Brief: Copy every line with the string "lines" in it.

Rows from a dataset:
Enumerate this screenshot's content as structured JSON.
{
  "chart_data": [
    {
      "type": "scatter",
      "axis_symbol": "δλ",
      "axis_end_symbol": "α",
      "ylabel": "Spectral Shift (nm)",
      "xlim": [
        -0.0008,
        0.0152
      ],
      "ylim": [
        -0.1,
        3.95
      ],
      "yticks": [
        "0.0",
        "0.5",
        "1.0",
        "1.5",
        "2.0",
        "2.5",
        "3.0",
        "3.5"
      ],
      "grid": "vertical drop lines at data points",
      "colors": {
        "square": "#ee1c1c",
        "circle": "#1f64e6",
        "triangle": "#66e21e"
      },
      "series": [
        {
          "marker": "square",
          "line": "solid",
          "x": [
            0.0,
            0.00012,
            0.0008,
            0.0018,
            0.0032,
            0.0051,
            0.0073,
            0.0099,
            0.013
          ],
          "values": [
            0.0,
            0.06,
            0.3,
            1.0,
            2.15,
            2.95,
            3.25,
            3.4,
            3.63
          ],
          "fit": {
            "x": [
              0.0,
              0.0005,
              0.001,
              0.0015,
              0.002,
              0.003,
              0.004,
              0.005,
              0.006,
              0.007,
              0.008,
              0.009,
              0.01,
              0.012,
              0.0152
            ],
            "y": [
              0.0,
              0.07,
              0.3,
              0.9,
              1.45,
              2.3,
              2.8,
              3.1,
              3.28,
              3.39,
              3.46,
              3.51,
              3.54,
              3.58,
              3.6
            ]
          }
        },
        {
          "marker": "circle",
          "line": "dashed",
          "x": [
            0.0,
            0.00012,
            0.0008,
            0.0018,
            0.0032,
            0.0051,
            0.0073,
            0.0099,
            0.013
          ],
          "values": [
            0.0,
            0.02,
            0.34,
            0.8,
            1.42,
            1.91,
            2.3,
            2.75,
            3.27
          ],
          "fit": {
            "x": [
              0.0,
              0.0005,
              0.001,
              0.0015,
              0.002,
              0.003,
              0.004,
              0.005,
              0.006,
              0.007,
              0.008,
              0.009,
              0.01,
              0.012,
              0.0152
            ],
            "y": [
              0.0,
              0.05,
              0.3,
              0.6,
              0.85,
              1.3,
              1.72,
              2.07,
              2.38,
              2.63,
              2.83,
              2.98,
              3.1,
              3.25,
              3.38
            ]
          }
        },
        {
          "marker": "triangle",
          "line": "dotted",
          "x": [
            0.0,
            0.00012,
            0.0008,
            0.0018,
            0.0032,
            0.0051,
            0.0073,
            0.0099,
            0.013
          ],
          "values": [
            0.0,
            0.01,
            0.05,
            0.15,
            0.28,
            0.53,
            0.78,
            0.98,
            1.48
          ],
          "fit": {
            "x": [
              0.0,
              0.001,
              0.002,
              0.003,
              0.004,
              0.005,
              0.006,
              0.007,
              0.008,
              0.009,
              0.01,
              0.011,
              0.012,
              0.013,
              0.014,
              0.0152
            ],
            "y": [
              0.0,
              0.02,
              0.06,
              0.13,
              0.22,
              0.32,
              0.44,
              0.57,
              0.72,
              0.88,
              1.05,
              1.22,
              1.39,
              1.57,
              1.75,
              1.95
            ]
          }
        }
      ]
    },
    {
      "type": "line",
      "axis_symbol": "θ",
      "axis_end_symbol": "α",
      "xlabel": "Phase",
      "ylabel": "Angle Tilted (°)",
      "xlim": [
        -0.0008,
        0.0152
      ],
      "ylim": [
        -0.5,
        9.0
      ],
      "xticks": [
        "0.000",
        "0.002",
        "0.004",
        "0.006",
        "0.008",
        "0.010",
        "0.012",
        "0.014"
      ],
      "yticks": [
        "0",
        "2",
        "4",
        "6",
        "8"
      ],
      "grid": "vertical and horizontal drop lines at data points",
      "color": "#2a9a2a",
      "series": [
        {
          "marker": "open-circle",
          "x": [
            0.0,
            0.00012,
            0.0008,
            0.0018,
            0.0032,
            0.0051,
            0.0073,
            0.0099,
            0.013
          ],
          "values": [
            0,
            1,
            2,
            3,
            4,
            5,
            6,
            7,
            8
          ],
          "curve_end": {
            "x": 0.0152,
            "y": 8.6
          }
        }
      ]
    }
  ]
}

Correct result:
      "grid": "vertical drop lines at data points",
      "grid": "vertical and horizontal drop lines at data points",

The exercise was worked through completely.